---- INPUT RECORDS
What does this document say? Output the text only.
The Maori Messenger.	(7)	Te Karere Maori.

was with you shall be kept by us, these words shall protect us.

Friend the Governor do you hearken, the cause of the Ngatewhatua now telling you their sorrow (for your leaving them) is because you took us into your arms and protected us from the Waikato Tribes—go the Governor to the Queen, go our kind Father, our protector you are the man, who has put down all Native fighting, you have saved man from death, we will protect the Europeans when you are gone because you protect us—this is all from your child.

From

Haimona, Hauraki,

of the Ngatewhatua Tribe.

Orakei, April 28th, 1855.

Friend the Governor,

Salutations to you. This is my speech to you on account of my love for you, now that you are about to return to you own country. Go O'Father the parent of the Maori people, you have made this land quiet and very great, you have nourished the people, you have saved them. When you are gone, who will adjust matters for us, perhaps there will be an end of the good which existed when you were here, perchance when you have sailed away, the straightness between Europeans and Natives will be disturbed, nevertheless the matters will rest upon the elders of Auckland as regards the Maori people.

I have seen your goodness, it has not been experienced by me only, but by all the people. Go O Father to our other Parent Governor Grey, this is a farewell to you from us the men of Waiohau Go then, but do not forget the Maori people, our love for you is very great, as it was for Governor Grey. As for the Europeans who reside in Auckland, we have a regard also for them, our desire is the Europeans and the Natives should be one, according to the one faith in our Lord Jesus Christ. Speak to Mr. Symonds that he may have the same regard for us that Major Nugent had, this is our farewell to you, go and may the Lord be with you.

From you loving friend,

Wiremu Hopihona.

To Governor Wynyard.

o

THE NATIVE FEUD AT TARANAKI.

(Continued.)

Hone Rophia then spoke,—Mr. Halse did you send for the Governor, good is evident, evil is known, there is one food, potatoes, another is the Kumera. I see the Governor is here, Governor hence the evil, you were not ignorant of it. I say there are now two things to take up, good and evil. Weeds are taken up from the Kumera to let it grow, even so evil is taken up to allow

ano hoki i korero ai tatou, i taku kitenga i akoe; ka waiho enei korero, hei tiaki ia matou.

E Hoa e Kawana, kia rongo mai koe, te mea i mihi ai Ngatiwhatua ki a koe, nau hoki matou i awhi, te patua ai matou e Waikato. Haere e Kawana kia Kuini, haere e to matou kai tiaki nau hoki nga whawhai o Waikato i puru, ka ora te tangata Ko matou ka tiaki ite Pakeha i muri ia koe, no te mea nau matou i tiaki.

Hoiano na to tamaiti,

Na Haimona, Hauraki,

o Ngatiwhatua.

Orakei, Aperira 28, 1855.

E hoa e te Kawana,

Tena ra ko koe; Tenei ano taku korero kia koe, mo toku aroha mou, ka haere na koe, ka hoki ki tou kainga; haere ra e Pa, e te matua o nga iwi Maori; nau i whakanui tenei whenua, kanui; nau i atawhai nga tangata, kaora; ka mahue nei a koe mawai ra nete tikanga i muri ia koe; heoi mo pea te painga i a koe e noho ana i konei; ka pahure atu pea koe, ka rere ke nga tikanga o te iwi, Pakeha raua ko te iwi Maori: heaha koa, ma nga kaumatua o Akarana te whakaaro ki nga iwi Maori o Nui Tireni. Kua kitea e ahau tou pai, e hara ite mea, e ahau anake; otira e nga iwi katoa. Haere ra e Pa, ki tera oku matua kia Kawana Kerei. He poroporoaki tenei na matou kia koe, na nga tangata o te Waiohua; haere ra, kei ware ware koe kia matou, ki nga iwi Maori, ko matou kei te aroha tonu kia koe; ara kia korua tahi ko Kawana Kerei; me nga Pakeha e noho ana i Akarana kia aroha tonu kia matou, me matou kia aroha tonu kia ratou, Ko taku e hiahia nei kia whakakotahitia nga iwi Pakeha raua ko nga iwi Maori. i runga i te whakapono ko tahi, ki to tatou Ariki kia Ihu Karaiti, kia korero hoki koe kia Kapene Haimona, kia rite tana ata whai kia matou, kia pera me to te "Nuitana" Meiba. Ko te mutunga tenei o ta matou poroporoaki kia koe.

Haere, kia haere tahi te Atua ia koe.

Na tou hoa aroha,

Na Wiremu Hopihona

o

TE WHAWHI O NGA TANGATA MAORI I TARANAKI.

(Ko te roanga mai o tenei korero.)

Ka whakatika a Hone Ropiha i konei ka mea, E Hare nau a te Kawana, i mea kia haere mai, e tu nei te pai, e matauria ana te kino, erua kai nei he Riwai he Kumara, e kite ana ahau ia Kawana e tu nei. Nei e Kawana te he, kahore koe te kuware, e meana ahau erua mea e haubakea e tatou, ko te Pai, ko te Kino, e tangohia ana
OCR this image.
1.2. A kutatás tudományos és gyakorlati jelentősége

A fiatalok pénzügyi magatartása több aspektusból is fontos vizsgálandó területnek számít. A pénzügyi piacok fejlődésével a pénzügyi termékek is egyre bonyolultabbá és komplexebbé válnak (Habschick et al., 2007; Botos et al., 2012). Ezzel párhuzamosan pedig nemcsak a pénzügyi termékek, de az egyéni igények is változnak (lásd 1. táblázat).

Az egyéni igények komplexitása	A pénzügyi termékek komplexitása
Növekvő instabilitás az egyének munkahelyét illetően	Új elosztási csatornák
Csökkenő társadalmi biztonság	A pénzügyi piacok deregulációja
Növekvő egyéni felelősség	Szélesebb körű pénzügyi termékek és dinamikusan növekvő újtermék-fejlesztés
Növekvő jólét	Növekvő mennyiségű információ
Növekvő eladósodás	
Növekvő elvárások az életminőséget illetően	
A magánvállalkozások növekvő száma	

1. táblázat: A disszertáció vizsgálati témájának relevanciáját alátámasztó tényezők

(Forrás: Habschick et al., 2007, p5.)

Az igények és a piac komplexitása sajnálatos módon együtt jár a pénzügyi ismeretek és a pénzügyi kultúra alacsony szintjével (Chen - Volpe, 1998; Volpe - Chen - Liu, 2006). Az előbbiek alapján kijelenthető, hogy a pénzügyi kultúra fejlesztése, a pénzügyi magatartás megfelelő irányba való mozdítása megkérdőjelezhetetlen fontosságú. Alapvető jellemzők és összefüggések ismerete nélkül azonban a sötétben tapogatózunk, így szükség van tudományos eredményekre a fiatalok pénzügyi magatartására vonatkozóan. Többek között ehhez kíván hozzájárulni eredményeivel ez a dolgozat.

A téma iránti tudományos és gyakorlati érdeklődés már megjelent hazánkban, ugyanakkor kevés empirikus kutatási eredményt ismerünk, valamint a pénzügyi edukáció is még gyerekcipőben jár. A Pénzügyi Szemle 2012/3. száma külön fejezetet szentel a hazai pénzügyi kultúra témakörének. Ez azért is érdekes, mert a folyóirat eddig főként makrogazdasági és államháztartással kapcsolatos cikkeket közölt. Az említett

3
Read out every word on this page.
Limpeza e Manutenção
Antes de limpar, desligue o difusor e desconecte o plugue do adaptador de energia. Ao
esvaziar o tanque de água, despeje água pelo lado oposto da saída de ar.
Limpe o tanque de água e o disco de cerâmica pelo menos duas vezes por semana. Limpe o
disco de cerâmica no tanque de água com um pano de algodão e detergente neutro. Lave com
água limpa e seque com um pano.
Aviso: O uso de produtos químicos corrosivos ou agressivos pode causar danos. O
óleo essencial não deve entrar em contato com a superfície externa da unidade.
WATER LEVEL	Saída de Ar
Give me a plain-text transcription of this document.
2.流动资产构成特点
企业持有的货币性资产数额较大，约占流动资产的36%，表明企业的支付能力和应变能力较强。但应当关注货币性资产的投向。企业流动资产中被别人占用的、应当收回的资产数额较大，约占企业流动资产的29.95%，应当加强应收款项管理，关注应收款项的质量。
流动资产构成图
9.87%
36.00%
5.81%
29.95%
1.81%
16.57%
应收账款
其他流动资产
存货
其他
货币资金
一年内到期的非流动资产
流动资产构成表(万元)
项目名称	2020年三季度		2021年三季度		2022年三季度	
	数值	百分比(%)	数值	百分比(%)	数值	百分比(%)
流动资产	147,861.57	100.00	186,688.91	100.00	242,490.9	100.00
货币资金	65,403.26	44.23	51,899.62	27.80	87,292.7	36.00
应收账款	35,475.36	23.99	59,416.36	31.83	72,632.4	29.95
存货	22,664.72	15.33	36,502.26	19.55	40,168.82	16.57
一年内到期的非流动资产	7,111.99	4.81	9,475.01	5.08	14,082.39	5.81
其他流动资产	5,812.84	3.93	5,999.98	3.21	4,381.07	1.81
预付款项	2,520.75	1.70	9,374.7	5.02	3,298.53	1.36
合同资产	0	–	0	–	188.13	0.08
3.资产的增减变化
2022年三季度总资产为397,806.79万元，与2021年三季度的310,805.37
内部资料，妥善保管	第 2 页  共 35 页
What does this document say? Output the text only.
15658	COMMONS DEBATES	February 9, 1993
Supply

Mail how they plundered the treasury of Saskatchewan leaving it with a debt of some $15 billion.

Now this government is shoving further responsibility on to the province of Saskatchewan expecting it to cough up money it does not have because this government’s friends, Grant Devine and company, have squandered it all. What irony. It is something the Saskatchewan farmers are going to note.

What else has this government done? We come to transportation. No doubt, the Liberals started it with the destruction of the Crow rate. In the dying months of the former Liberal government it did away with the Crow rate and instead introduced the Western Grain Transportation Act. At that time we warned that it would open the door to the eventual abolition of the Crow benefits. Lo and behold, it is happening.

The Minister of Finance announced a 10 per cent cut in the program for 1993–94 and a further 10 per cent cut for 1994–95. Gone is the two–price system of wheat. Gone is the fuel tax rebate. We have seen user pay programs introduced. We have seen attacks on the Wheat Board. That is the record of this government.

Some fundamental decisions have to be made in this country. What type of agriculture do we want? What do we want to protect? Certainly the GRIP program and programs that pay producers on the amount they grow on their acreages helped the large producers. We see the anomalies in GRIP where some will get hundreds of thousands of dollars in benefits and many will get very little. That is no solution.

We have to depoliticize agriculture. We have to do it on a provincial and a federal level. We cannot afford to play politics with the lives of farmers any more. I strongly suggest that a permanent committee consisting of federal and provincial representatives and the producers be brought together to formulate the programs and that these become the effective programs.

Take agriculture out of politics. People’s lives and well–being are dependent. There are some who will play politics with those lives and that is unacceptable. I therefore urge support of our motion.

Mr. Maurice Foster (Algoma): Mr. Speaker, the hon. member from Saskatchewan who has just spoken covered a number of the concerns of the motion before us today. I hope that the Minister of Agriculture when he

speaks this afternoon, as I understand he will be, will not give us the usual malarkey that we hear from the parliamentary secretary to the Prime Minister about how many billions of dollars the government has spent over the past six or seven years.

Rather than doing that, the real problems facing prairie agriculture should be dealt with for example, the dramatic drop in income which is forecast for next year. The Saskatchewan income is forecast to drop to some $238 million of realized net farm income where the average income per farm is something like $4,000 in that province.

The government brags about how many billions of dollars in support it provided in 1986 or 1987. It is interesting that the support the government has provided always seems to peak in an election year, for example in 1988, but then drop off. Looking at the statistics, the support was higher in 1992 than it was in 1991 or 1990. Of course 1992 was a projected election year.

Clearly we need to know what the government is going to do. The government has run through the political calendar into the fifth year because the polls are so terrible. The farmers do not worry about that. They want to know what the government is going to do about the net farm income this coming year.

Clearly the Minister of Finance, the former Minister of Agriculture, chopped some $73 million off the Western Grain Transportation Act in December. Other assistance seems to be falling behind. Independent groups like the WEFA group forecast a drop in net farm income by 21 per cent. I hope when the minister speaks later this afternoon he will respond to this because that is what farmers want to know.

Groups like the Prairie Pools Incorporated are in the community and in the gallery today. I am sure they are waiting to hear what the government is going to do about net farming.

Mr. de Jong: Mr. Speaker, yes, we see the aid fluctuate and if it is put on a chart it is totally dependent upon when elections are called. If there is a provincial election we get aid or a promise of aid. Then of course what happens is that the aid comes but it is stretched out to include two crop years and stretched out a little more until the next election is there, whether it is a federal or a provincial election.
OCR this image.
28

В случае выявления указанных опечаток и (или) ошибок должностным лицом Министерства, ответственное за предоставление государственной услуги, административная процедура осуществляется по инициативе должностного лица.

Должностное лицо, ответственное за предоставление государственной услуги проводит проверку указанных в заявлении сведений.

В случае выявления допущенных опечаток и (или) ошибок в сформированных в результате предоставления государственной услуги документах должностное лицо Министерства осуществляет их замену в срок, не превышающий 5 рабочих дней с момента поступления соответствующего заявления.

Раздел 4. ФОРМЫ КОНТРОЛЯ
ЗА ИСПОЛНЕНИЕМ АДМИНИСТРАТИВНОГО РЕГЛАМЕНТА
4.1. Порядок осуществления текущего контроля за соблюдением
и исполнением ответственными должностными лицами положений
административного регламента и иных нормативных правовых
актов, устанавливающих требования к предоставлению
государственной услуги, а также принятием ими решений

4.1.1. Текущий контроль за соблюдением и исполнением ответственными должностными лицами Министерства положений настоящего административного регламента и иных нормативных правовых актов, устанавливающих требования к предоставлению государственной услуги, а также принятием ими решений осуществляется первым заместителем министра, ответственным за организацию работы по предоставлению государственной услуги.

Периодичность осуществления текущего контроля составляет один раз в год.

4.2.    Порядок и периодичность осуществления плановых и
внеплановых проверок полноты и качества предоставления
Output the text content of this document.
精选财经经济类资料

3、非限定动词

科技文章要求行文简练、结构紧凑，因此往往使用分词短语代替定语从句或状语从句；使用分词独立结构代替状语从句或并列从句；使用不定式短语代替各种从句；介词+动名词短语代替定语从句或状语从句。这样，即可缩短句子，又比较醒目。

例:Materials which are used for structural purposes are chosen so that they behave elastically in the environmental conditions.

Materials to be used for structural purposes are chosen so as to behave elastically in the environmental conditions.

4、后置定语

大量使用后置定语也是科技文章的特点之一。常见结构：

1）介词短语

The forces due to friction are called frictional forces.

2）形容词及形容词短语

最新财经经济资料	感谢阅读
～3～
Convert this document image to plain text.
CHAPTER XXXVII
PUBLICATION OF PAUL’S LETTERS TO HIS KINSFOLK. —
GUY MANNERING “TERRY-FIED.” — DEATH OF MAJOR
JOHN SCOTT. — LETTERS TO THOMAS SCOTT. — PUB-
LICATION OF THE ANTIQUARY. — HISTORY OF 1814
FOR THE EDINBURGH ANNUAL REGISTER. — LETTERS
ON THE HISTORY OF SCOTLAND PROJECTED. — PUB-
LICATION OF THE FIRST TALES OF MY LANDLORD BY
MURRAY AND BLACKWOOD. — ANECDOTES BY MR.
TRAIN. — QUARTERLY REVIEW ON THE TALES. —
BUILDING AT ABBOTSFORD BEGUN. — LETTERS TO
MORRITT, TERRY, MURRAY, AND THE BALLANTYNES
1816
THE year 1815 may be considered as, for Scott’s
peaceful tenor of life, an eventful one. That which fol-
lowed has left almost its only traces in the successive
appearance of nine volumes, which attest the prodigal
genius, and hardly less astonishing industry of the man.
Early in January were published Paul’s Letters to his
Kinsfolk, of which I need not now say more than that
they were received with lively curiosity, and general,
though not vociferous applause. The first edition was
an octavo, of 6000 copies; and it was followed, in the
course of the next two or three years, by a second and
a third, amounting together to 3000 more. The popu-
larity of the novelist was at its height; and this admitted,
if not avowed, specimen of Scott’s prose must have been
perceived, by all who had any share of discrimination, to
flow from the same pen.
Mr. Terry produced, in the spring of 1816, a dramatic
--------
* **THE PROBLEM**
Filter the data, keeping only the lines that contain "предоставления".

* **COMPLETE OUTPUT**
В случае выявления допущенных опечаток и (или) ошибок в сформированных в результате предоставления государственной услуги документах должностное лицо Министерства осуществляет их замену в срок, не превышающий 5 рабочих дней с момента поступления соответствующего заявления.
внеплановых проверок полноты и качества предоставления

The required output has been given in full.